■ **DATA TO PROCESS**:

:::::

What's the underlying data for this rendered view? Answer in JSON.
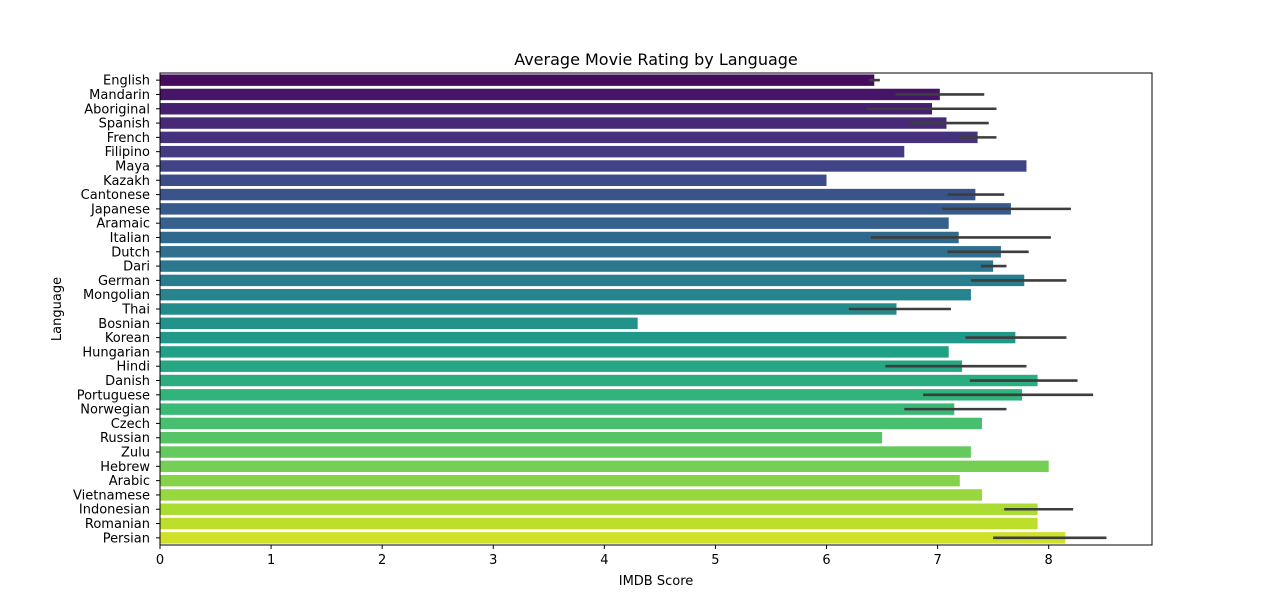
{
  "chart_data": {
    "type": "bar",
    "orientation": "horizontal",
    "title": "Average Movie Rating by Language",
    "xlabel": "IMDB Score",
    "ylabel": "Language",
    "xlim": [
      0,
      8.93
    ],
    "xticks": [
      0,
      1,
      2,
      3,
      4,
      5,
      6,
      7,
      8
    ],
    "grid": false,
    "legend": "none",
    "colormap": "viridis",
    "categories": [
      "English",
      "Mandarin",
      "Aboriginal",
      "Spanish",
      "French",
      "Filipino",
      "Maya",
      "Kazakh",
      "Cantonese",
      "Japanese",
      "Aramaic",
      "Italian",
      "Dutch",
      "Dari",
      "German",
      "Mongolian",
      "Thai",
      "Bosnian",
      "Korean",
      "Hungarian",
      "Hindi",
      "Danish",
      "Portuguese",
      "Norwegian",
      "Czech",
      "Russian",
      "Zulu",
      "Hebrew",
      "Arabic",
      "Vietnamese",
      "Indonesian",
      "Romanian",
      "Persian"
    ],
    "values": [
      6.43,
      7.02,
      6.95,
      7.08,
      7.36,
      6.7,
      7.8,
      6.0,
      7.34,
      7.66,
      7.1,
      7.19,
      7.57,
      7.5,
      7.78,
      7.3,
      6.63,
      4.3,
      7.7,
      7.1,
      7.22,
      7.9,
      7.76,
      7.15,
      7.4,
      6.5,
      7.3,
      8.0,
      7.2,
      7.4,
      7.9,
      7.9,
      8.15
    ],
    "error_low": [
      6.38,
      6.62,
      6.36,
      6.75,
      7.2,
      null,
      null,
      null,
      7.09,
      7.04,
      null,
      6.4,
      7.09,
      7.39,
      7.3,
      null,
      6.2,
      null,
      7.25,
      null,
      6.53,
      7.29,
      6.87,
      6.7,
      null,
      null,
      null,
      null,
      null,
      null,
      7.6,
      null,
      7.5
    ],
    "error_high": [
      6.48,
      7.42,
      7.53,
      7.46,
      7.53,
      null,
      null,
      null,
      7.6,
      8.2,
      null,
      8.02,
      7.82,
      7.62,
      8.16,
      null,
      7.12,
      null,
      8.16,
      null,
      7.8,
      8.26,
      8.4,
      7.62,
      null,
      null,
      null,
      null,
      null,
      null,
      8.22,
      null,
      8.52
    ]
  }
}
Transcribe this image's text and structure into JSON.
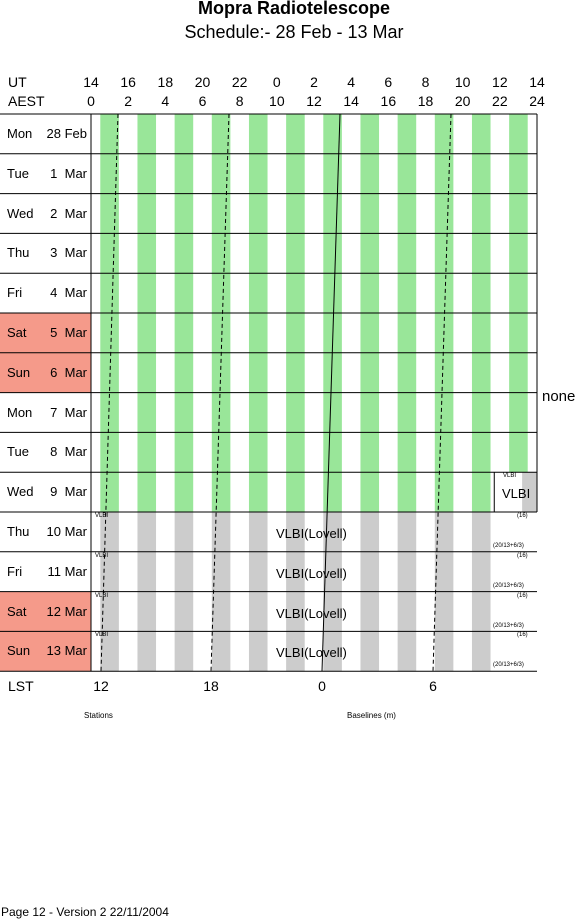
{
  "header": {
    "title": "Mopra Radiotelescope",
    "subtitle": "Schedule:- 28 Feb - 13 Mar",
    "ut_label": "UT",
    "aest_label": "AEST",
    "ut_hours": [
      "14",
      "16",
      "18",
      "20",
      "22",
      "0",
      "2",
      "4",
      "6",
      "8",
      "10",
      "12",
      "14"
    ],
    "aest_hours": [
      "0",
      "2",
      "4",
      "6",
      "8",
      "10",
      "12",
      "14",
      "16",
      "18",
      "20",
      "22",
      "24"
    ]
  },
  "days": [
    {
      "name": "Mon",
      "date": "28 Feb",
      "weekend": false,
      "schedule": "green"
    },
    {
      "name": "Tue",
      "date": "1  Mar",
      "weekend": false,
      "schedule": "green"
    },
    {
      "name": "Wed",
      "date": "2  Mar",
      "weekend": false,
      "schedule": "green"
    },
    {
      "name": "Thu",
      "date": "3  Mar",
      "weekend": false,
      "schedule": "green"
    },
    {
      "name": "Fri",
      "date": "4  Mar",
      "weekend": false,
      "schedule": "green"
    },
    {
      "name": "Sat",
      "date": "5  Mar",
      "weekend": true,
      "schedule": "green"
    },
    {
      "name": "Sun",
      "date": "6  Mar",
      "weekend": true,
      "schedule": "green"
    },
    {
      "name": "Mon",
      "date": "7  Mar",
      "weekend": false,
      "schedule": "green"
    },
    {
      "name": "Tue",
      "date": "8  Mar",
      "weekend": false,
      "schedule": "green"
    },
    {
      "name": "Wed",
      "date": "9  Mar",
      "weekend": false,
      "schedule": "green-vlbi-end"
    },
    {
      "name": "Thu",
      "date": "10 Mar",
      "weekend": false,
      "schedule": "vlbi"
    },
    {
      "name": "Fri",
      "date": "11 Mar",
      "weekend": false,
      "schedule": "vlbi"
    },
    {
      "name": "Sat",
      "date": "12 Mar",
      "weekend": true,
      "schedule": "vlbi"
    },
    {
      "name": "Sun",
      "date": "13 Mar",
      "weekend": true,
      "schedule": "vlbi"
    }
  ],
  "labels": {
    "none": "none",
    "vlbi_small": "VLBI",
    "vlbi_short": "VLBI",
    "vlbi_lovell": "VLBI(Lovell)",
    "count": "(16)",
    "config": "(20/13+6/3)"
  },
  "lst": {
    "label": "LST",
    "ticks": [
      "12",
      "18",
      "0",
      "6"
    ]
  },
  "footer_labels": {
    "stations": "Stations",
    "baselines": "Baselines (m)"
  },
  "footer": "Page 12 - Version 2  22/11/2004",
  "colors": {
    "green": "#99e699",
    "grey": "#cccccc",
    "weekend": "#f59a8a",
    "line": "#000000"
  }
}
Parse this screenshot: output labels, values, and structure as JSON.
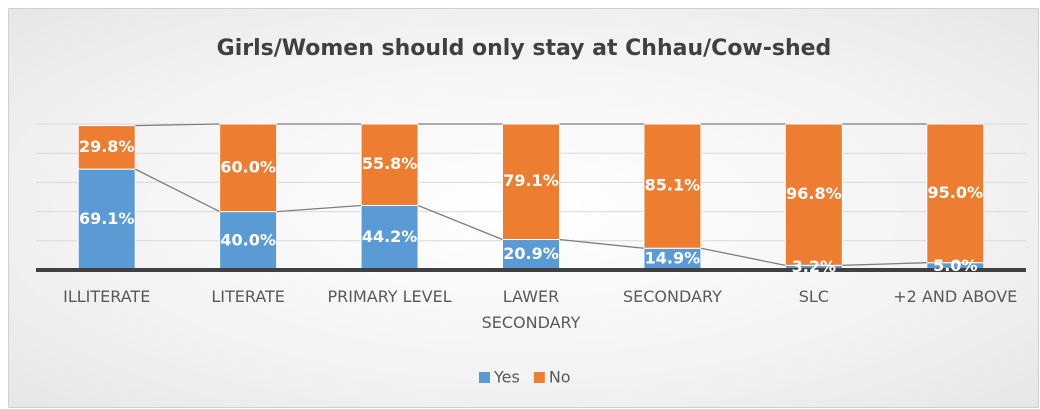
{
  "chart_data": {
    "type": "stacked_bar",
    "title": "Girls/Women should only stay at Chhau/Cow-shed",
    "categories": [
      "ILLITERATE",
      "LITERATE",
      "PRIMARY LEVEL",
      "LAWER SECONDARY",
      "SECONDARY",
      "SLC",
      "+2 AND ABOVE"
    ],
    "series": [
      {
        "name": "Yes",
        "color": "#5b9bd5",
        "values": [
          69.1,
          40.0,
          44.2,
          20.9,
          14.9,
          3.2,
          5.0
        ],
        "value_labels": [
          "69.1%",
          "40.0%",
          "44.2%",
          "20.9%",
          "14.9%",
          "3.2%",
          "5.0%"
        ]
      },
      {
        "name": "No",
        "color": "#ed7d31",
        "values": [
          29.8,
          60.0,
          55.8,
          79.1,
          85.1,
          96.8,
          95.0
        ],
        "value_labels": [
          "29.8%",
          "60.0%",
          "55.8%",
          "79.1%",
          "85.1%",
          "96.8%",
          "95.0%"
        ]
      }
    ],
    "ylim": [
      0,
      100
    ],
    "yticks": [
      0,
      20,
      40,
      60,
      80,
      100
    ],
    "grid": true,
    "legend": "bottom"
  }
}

:::::

■ **TASK DETAILS**: Tally up the lines in the preceding listing that contain the string "JSON". Respond with the number and nothing else.

■ **PROBLEM SOLUTION**: 3